----- ENTRIES SUPPLIED -----
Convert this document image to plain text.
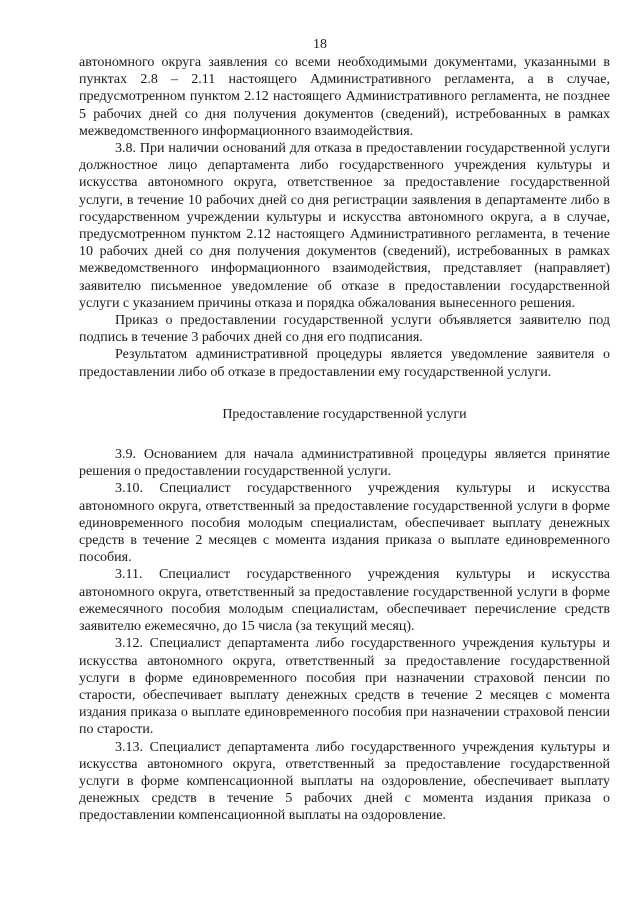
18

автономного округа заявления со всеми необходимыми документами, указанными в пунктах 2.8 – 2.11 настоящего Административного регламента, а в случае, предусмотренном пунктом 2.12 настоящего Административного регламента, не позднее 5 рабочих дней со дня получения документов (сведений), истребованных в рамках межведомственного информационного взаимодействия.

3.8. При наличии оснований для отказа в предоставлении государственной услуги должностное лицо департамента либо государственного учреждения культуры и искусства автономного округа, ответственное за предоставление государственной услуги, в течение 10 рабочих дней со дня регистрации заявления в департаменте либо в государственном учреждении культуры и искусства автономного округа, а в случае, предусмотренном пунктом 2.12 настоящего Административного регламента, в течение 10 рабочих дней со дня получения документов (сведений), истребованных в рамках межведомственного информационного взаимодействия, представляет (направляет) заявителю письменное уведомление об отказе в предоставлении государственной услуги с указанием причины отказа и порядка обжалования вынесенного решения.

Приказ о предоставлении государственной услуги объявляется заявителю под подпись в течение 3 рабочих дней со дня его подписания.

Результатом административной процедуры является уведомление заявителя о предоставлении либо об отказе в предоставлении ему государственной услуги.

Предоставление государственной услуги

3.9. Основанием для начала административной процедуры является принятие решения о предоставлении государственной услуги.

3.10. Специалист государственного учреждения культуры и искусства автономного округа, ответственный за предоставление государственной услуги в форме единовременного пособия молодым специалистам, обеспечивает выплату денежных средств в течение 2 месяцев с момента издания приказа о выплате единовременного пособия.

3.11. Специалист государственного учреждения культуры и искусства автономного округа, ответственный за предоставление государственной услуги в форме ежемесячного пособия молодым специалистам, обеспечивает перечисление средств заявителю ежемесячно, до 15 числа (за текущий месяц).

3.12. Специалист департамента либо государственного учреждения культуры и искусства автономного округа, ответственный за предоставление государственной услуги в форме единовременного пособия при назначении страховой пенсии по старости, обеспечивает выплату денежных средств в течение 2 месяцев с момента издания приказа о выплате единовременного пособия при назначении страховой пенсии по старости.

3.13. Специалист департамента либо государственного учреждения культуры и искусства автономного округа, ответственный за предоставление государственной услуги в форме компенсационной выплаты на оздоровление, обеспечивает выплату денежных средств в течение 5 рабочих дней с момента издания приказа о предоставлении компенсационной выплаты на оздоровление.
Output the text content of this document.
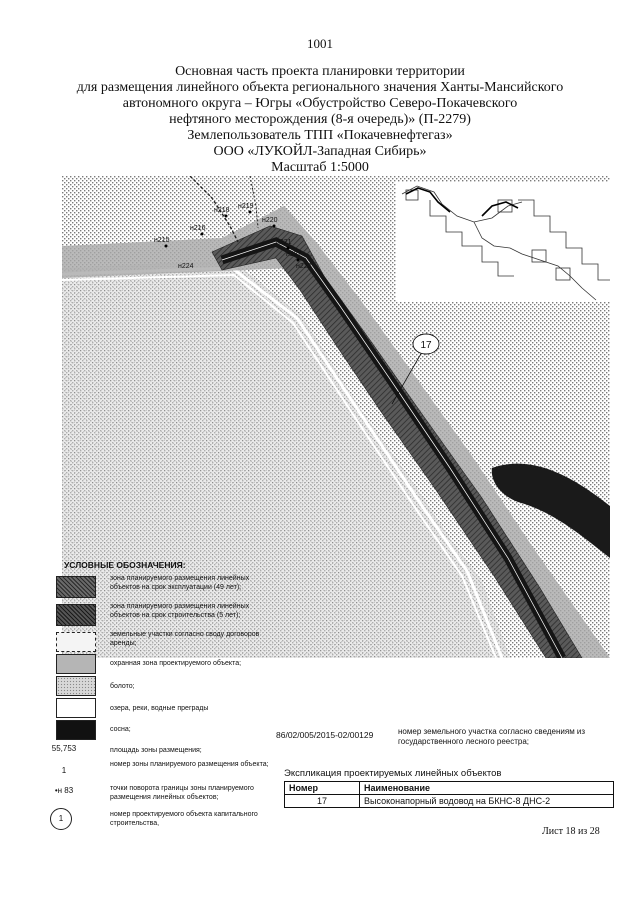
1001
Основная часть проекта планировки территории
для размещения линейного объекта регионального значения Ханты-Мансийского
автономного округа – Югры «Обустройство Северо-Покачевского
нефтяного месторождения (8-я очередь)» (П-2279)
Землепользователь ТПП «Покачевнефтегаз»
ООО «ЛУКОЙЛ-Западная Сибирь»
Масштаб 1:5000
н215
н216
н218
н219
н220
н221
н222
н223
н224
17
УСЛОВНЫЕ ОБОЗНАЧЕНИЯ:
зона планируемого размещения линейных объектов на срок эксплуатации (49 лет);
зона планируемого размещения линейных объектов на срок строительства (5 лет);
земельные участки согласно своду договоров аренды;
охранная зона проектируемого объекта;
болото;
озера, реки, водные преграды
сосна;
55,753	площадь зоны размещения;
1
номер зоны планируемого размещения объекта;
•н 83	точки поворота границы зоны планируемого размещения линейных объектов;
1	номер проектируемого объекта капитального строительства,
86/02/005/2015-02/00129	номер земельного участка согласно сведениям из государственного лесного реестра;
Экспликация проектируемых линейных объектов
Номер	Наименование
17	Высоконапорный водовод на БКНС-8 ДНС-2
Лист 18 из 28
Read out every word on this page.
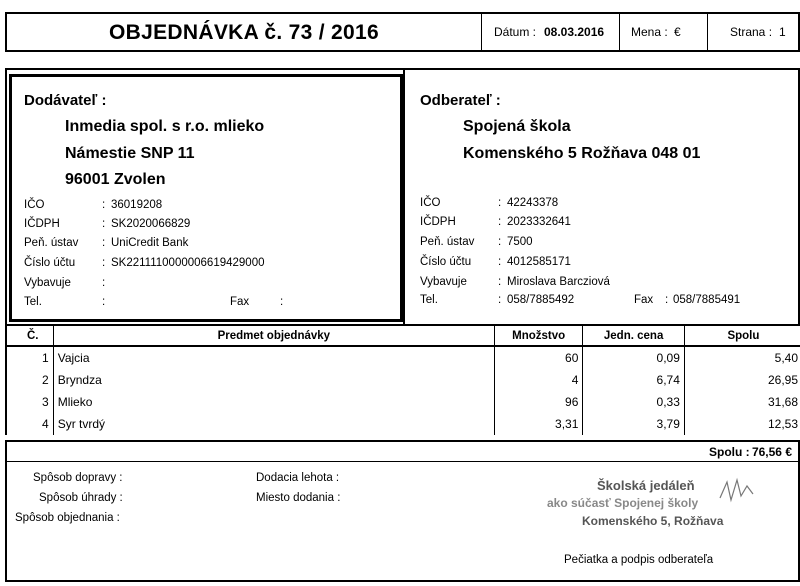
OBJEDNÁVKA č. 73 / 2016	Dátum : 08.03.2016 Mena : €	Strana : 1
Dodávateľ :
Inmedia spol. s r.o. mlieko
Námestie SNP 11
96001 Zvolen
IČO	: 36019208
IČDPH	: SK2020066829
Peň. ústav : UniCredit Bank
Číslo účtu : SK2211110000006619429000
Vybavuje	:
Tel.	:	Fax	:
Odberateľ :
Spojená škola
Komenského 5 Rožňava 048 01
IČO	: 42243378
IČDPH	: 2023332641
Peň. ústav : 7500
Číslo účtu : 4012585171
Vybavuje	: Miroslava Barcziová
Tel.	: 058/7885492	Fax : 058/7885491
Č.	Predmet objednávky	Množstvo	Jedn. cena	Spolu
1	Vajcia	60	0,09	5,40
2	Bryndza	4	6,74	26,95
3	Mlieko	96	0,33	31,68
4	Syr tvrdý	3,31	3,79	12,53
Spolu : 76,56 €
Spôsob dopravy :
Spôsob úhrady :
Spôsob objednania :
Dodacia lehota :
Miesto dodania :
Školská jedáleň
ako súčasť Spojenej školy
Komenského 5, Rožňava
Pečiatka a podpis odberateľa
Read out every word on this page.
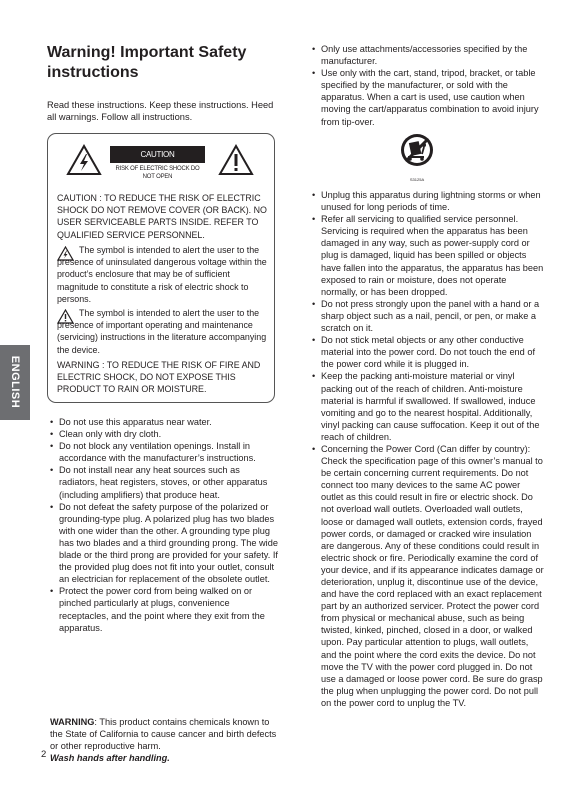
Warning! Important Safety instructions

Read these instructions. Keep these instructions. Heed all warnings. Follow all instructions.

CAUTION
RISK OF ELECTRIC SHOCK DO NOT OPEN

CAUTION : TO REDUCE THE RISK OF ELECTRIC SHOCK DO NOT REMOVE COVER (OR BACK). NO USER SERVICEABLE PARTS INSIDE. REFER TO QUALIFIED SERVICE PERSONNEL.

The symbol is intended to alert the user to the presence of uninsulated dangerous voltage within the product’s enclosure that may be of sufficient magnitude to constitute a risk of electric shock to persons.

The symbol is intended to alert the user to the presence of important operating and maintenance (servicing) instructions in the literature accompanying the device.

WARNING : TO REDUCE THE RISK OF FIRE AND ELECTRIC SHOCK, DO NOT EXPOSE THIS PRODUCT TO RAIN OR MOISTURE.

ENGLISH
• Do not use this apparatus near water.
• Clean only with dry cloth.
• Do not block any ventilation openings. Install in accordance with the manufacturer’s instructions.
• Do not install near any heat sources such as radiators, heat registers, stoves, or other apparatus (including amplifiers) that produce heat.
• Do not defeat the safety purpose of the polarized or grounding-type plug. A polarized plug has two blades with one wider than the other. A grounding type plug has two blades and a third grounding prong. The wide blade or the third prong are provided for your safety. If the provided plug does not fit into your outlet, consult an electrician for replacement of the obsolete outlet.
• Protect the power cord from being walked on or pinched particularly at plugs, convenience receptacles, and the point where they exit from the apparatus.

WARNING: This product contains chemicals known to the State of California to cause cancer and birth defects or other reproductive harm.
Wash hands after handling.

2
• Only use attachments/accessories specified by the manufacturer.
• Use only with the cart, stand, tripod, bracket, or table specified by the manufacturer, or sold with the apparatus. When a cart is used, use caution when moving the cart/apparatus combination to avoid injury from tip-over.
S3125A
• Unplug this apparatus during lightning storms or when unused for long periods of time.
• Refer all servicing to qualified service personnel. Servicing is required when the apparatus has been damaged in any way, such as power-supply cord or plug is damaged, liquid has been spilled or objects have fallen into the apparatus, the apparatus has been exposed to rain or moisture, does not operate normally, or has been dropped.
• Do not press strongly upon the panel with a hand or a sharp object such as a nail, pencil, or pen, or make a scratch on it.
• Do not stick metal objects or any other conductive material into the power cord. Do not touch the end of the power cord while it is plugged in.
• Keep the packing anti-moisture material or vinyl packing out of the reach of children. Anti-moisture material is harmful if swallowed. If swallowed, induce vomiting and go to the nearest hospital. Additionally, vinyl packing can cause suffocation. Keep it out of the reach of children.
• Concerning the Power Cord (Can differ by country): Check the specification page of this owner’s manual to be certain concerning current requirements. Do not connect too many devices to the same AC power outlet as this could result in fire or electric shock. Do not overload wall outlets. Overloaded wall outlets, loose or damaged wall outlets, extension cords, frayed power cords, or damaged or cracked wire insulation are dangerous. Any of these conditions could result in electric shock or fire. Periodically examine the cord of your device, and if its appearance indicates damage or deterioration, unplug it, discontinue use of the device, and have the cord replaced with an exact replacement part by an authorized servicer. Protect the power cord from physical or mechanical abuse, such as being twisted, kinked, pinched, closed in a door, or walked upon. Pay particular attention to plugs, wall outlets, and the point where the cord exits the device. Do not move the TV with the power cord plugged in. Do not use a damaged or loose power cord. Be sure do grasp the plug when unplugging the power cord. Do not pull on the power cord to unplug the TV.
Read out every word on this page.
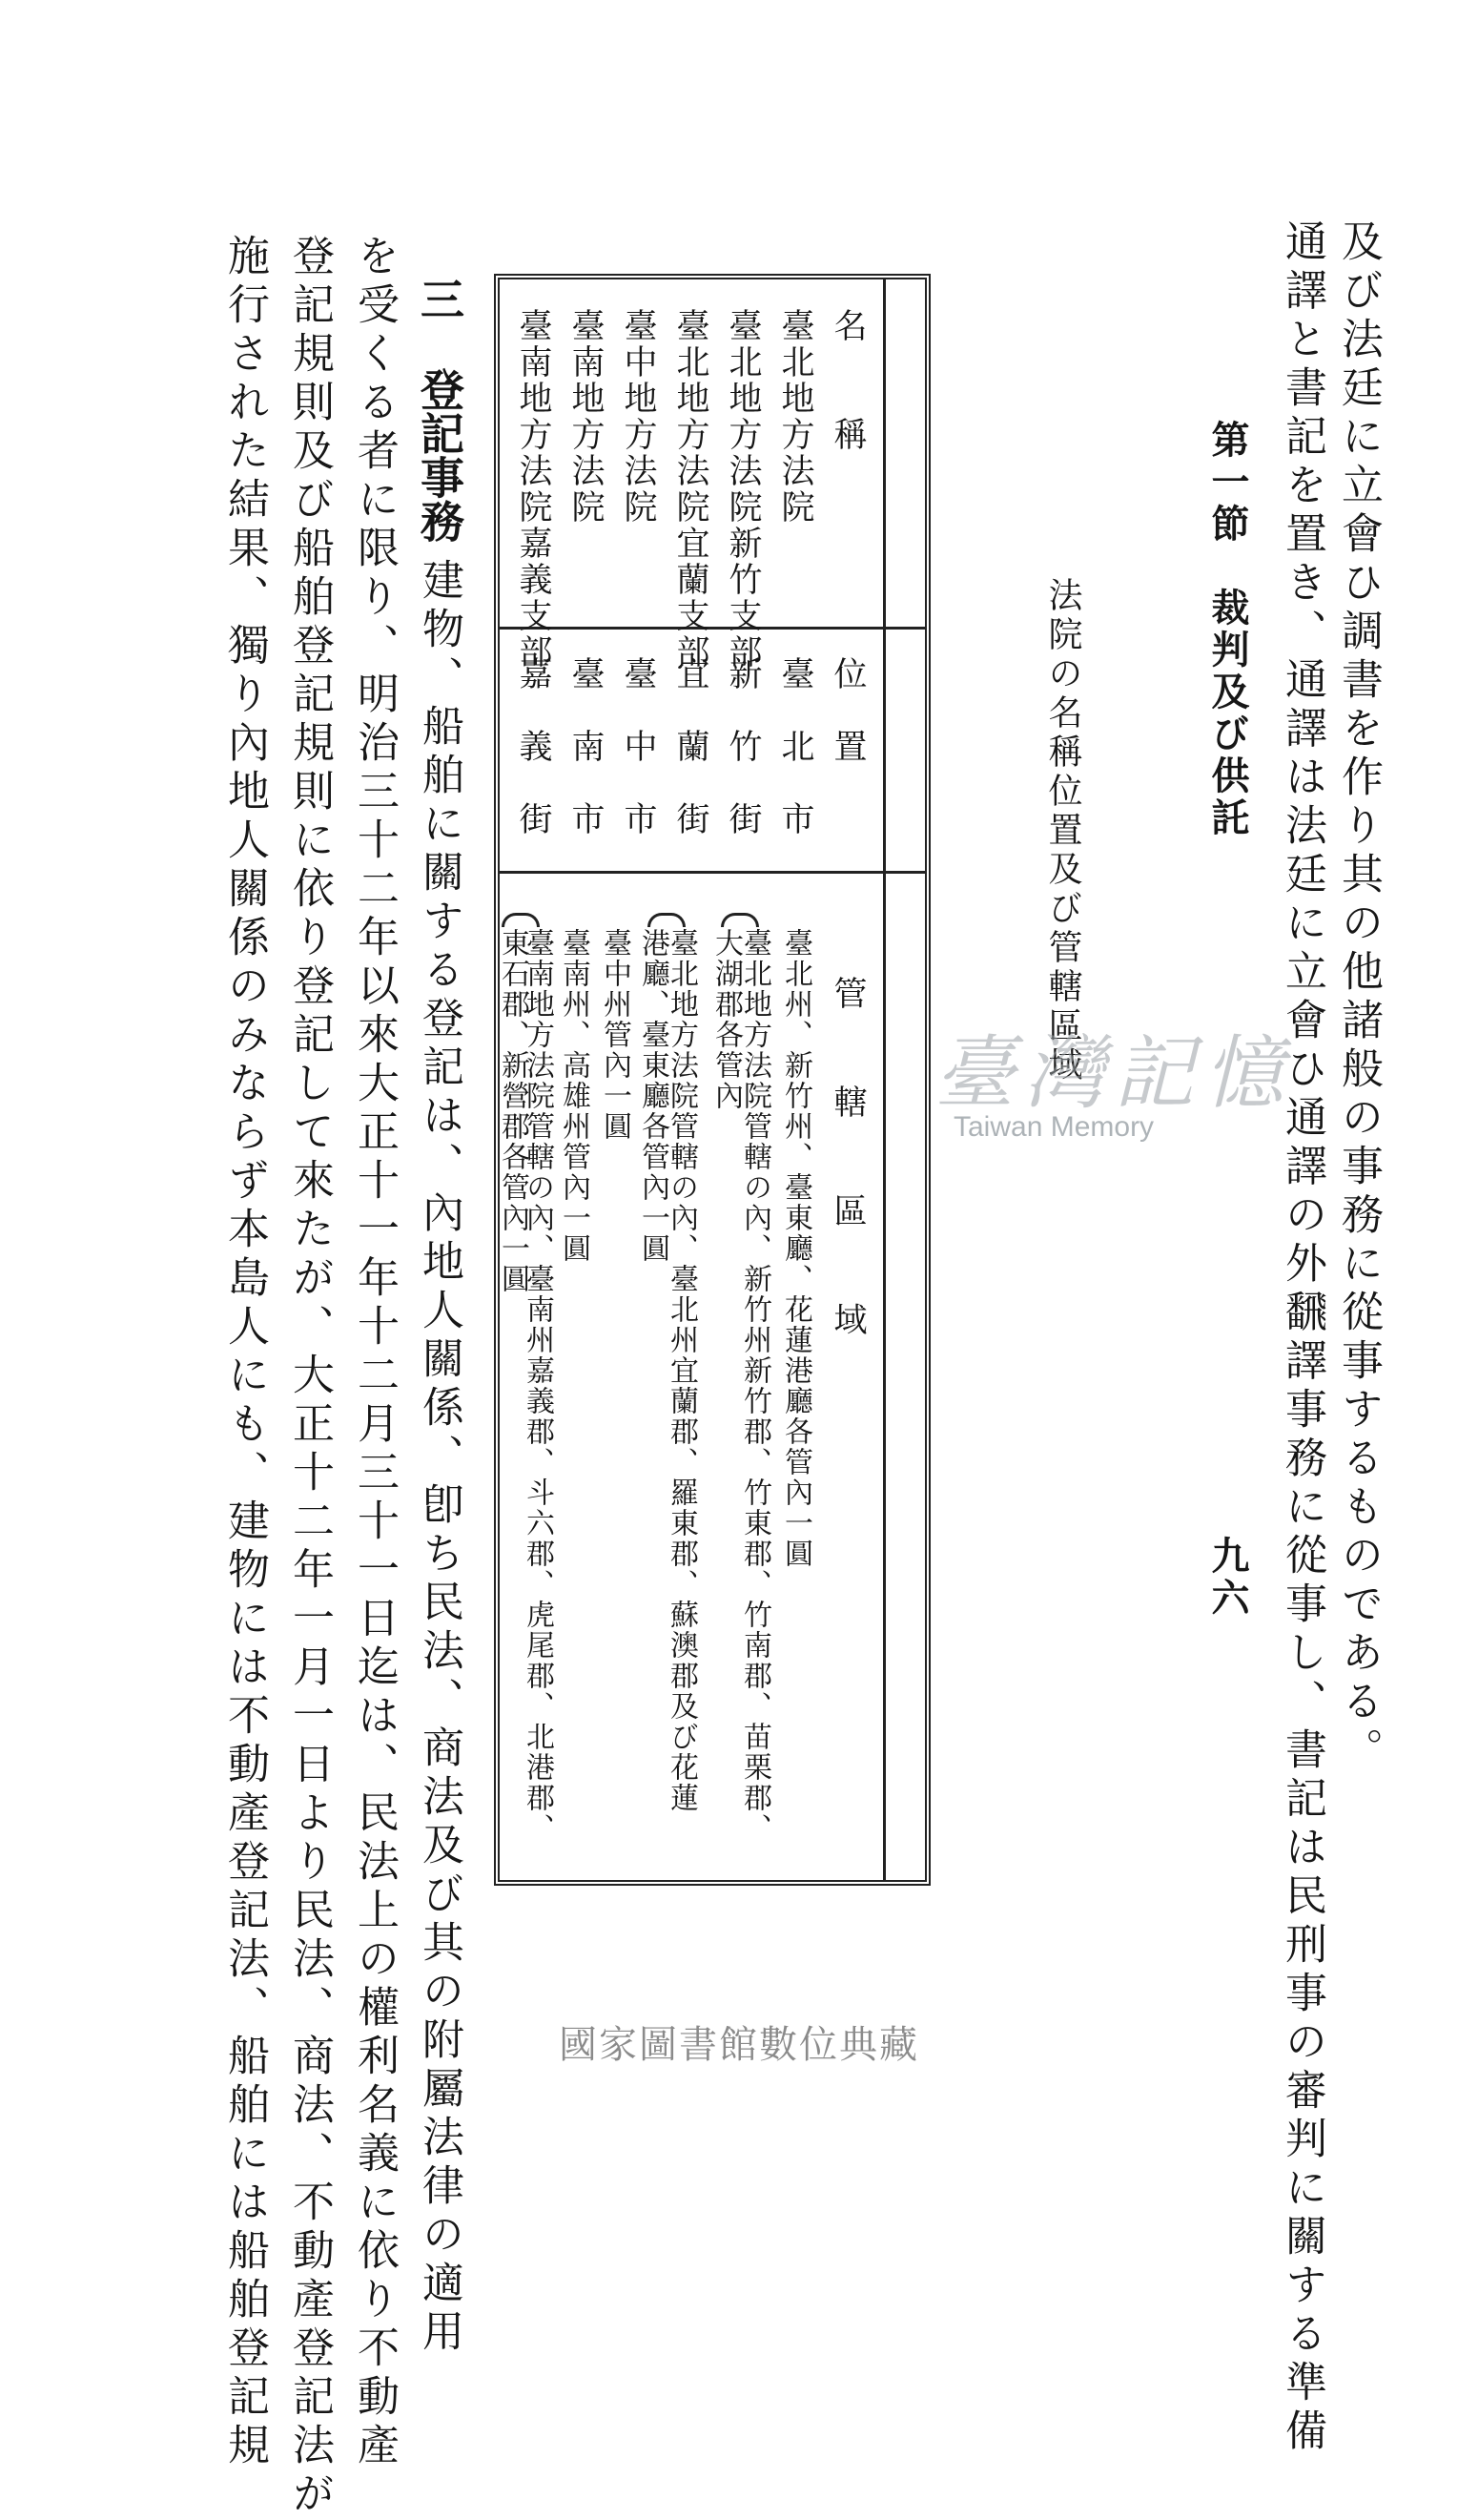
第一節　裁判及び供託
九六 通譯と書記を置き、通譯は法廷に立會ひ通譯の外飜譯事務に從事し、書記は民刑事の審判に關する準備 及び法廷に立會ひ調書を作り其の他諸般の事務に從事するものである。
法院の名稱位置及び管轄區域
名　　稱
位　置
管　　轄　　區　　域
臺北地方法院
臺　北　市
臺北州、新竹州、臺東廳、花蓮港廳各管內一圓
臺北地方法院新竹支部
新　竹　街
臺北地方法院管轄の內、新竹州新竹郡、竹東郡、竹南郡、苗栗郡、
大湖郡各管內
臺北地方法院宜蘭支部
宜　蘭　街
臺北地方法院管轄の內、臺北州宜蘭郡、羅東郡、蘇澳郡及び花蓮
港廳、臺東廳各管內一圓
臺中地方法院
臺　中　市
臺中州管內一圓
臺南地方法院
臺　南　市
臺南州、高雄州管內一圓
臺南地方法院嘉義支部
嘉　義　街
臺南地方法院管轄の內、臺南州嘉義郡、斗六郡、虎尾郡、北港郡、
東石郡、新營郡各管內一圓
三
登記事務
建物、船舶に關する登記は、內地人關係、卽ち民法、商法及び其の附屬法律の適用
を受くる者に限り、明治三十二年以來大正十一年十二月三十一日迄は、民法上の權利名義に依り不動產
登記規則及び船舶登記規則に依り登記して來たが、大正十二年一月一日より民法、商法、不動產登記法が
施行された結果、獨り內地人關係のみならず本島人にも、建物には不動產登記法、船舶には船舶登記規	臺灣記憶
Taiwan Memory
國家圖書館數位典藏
-----
PROMPT: From the entries above, copy each line holding "účtu".

THE RESULT:
Číslo účtu : SK2211110000006619429000
Číslo účtu : 4012585171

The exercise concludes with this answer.